> Exercise task: Read the listing below and copy out every line that holds "ylabel".

> Material shown:
-- BEGIN --

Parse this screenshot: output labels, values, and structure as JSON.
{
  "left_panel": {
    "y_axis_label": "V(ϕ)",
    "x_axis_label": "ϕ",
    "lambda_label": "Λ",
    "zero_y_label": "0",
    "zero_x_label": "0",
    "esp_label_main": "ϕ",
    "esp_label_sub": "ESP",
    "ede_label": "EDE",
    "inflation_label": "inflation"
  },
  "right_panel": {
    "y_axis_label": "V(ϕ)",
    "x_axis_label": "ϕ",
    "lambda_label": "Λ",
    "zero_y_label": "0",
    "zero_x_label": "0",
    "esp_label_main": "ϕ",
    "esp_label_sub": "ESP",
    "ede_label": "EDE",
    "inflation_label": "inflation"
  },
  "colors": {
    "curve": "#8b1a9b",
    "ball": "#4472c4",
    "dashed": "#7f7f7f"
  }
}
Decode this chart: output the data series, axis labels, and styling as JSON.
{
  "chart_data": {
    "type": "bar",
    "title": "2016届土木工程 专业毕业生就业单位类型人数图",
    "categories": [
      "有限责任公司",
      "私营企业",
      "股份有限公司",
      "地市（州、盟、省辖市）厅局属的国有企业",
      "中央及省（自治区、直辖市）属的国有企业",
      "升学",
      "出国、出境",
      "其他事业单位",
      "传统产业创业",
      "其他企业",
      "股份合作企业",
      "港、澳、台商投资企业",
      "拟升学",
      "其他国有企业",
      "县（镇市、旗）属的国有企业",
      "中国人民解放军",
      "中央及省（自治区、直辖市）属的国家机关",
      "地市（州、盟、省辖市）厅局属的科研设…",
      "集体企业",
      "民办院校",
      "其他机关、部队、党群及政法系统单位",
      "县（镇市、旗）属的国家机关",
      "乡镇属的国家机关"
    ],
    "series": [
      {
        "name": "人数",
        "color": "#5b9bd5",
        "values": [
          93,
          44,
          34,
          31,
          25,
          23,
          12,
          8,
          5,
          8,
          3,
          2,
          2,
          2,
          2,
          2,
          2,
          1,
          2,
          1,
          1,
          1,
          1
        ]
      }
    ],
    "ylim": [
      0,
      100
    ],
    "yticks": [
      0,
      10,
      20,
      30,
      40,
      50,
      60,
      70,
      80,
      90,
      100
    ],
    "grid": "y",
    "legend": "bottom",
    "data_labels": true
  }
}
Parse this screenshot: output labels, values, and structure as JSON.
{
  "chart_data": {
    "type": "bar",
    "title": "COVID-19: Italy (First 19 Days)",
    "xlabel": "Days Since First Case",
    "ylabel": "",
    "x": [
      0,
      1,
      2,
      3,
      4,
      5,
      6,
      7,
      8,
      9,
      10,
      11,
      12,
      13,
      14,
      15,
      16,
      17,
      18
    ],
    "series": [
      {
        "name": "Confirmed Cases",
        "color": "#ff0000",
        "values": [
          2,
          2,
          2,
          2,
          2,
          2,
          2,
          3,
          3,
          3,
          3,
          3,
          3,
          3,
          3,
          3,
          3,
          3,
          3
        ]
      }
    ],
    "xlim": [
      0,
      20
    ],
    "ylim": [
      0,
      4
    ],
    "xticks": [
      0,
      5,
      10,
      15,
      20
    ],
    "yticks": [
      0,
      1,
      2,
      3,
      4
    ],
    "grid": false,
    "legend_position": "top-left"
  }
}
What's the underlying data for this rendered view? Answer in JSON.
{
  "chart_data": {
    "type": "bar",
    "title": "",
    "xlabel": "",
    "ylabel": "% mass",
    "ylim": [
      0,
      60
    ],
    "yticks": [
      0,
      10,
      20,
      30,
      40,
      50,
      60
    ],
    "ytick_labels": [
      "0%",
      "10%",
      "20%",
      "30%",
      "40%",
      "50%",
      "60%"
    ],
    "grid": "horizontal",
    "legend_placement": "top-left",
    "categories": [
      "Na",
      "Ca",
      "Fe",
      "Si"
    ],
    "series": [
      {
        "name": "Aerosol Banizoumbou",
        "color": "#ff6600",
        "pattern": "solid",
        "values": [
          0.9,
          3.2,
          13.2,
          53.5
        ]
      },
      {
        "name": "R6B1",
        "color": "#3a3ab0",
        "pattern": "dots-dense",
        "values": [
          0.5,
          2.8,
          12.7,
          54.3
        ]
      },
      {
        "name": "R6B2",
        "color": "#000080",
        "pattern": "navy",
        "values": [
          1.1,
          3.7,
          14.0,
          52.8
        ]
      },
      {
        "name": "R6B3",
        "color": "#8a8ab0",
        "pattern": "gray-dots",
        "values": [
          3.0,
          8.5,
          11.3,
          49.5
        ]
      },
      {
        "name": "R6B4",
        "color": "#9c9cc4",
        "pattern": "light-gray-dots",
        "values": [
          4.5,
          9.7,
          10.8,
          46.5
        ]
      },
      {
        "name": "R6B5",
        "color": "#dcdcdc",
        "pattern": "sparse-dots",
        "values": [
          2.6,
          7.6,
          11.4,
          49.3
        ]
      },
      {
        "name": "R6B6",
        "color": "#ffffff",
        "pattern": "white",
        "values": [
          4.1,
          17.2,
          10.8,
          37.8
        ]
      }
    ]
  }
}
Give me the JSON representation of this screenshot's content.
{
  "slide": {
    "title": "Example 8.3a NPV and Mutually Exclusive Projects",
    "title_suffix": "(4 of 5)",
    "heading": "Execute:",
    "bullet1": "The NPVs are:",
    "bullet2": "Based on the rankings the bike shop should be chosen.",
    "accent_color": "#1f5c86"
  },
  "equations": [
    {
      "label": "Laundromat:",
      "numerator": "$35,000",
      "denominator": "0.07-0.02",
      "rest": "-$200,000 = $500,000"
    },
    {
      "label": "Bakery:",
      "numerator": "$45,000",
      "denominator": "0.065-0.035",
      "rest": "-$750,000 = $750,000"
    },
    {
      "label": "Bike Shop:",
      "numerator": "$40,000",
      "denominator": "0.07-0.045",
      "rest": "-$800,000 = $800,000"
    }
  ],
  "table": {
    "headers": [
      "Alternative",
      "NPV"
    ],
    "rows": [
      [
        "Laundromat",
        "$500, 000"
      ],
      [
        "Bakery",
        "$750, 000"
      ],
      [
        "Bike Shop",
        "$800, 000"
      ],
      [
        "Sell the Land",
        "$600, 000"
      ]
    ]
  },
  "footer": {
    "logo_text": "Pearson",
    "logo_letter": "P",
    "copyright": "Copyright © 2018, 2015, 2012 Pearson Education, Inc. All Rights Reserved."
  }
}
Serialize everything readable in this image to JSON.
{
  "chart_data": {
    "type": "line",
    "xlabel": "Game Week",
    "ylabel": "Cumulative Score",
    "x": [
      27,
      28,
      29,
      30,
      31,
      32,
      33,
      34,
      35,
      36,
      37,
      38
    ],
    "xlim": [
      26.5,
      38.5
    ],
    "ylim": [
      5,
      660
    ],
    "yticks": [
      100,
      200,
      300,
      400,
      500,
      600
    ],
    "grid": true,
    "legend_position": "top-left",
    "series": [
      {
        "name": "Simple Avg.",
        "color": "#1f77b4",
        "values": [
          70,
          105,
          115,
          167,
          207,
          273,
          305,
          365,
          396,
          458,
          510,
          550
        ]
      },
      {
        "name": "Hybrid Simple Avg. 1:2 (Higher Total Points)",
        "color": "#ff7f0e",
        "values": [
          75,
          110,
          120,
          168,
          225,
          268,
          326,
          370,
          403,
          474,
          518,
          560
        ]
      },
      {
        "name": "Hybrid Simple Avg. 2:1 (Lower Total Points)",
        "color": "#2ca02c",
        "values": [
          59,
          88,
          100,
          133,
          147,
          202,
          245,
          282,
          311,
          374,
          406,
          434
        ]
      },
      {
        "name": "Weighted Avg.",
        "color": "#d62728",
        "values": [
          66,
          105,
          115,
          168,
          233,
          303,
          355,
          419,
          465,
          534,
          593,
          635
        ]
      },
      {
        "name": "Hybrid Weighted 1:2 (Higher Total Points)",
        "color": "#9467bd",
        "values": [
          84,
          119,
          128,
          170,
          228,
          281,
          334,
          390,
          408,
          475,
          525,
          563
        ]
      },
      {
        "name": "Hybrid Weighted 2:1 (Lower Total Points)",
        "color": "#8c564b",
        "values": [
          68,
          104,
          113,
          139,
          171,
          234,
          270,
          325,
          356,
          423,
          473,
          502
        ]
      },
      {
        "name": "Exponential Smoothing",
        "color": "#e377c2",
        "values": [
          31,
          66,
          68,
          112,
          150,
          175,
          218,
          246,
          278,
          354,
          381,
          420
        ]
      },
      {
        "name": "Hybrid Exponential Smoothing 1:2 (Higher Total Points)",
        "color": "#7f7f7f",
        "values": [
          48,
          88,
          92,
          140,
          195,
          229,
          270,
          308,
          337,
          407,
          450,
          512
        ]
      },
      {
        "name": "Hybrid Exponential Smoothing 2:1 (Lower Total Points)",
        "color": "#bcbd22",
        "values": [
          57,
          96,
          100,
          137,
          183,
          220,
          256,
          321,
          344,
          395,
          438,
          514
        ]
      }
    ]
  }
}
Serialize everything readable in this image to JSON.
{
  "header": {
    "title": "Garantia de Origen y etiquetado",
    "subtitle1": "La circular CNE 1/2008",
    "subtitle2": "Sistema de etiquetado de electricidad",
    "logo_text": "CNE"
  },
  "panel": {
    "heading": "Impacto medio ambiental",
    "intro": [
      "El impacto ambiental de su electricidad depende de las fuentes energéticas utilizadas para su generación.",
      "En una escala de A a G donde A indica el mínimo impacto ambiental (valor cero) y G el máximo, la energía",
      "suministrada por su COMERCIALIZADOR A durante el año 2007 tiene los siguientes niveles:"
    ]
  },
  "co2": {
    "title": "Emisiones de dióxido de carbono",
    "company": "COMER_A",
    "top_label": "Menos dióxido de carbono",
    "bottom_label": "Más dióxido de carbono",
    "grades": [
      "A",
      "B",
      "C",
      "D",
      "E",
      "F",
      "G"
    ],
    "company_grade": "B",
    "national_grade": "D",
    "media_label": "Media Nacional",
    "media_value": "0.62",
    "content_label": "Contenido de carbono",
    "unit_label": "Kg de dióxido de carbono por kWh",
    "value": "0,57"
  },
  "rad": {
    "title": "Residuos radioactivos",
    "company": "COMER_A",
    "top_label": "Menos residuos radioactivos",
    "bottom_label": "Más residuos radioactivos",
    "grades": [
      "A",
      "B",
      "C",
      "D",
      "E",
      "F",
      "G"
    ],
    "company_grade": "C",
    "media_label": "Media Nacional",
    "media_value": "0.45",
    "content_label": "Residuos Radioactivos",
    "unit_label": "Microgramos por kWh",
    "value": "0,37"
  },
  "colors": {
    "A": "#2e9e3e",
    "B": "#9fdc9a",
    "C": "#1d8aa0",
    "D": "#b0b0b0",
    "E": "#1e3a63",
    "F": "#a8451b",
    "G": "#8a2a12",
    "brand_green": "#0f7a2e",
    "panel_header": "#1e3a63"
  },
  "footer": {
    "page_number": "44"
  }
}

-- END --

> Result:
    "ylabel": "",
    "ylabel": "% mass",
    "ylabel": "Cumulative Score",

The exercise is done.